··· Supplied data ···

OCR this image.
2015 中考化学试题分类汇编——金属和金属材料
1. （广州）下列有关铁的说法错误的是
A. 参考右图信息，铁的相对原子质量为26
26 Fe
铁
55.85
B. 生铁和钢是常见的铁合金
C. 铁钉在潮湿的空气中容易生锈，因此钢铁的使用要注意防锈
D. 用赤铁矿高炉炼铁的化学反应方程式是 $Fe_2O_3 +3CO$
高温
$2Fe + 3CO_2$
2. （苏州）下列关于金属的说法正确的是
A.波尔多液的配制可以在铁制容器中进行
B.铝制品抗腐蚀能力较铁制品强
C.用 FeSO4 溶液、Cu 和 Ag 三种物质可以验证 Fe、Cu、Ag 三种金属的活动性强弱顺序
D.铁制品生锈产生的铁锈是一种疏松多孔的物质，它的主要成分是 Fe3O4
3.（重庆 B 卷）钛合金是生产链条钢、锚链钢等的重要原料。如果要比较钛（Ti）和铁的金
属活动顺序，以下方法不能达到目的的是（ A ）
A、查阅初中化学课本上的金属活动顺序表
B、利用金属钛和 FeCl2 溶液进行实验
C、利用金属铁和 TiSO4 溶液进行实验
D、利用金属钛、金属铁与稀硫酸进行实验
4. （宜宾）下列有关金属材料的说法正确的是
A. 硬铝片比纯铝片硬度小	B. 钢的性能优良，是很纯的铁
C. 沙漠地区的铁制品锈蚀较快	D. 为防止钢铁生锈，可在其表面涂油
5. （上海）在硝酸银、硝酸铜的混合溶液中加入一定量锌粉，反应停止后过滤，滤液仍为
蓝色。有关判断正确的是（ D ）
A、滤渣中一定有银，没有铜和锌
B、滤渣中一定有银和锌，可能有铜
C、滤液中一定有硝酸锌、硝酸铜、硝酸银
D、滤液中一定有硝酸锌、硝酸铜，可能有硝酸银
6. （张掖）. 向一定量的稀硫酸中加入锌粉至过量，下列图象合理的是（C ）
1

···

## Exercise objective:
Write out the whole listing again, exactly as it stands.

## Final result:
OCR this image.
2015 中考化学试题分类汇编——金属和金属材料
1. （广州）下列有关铁的说法错误的是
A. 参考右图信息，铁的相对原子质量为26
26 Fe
铁
55.85
B. 生铁和钢是常见的铁合金
C. 铁钉在潮湿的空气中容易生锈，因此钢铁的使用要注意防锈
D. 用赤铁矿高炉炼铁的化学反应方程式是 $Fe_2O_3 +3CO$
高温
$2Fe + 3CO_2$
2. （苏州）下列关于金属的说法正确的是
A.波尔多液的配制可以在铁制容器中进行
B.铝制品抗腐蚀能力较铁制品强
C.用 FeSO4 溶液、Cu 和 Ag 三种物质可以验证 Fe、Cu、Ag 三种金属的活动性强弱顺序
D.铁制品生锈产生的铁锈是一种疏松多孔的物质，它的主要成分是 Fe3O4
3.（重庆 B 卷）钛合金是生产链条钢、锚链钢等的重要原料。如果要比较钛（Ti）和铁的金
属活动顺序，以下方法不能达到目的的是（ A ）
A、查阅初中化学课本上的金属活动顺序表
B、利用金属钛和 FeCl2 溶液进行实验
C、利用金属铁和 TiSO4 溶液进行实验
D、利用金属钛、金属铁与稀硫酸进行实验
4. （宜宾）下列有关金属材料的说法正确的是
A. 硬铝片比纯铝片硬度小	B. 钢的性能优良，是很纯的铁
C. 沙漠地区的铁制品锈蚀较快	D. 为防止钢铁生锈，可在其表面涂油
5. （上海）在硝酸银、硝酸铜的混合溶液中加入一定量锌粉，反应停止后过滤，滤液仍为
蓝色。有关判断正确的是（ D ）
A、滤渣中一定有银，没有铜和锌
B、滤渣中一定有银和锌，可能有铜
C、滤液中一定有硝酸锌、硝酸铜、硝酸银
D、滤液中一定有硝酸锌、硝酸铜，可能有硝酸银
6. （张掖）. 向一定量的稀硫酸中加入锌粉至过量，下列图象合理的是（C ）
1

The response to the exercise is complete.